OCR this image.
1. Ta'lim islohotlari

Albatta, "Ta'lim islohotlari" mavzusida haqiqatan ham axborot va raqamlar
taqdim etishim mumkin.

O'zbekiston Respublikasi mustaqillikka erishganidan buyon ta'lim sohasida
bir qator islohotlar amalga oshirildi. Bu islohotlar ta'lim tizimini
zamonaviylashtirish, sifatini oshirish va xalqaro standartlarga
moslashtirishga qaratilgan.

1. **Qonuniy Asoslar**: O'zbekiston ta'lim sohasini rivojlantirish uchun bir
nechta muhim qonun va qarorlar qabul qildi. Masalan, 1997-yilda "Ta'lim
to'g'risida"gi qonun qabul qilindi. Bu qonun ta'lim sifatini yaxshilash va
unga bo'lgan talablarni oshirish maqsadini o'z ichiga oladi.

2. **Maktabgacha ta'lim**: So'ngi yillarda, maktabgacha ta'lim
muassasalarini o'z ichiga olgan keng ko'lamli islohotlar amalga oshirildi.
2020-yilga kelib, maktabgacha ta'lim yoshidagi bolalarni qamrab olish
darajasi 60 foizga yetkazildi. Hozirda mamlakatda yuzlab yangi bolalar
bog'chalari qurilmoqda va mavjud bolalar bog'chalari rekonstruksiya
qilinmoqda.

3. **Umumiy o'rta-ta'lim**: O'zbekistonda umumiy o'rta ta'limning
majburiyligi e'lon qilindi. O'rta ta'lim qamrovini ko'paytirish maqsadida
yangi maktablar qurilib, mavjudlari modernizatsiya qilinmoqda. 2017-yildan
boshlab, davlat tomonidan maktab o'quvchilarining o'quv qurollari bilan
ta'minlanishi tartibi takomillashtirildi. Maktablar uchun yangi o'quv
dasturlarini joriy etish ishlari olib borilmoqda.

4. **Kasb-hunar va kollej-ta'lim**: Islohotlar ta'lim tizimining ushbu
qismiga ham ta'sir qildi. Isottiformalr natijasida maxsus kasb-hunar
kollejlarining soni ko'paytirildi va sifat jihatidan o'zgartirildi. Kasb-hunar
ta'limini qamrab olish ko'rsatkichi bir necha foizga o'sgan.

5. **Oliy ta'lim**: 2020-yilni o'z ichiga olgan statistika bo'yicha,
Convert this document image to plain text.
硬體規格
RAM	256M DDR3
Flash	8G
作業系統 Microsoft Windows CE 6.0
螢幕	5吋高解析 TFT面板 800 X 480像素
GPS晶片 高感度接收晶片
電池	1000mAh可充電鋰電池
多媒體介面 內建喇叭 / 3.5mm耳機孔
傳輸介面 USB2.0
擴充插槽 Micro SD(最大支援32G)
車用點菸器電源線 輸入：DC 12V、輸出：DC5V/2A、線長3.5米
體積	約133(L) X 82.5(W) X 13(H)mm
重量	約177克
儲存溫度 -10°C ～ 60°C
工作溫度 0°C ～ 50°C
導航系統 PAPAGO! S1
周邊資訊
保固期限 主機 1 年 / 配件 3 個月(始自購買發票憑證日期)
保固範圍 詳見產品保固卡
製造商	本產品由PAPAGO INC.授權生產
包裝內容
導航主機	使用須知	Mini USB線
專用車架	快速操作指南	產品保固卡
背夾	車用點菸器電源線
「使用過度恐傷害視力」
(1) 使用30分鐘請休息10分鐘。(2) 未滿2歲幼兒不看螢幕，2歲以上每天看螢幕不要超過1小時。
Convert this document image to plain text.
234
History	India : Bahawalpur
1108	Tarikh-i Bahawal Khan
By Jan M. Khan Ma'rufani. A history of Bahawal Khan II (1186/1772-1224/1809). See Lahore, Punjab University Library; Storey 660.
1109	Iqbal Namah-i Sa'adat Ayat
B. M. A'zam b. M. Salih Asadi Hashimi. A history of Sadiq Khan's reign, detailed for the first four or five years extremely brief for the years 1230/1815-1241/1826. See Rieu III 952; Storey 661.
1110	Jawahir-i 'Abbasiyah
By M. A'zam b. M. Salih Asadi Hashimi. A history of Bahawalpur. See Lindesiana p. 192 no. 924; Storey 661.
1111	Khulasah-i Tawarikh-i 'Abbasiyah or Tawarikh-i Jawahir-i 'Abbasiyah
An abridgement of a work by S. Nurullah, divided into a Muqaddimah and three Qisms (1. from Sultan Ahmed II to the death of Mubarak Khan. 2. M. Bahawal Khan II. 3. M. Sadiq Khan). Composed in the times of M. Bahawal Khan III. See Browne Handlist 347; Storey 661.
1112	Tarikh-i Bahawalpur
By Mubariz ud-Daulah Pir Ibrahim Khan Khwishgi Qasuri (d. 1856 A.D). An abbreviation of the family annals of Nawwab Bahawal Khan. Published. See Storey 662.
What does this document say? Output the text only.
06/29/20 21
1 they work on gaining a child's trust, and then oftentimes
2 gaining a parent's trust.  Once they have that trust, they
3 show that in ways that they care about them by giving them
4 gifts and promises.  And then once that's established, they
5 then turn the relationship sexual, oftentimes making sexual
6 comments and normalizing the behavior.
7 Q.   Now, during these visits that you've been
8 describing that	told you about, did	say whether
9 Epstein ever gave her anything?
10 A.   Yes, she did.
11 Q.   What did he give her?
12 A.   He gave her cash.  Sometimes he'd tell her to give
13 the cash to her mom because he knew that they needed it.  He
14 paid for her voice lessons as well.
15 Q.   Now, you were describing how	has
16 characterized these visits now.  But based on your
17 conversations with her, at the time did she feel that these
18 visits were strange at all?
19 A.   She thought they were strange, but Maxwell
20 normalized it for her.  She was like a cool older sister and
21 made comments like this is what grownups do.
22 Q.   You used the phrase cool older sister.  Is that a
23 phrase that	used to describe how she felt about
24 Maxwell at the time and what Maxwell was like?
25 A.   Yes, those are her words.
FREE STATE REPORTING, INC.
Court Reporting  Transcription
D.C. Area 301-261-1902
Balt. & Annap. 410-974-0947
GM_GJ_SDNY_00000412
+===+
- Exercise details
Look for lines containing the string "give" and copy them all.

- Output of the exercise
11 Q.   What did he give her?
12 A.   He gave her cash.  Sometimes he'd tell her to give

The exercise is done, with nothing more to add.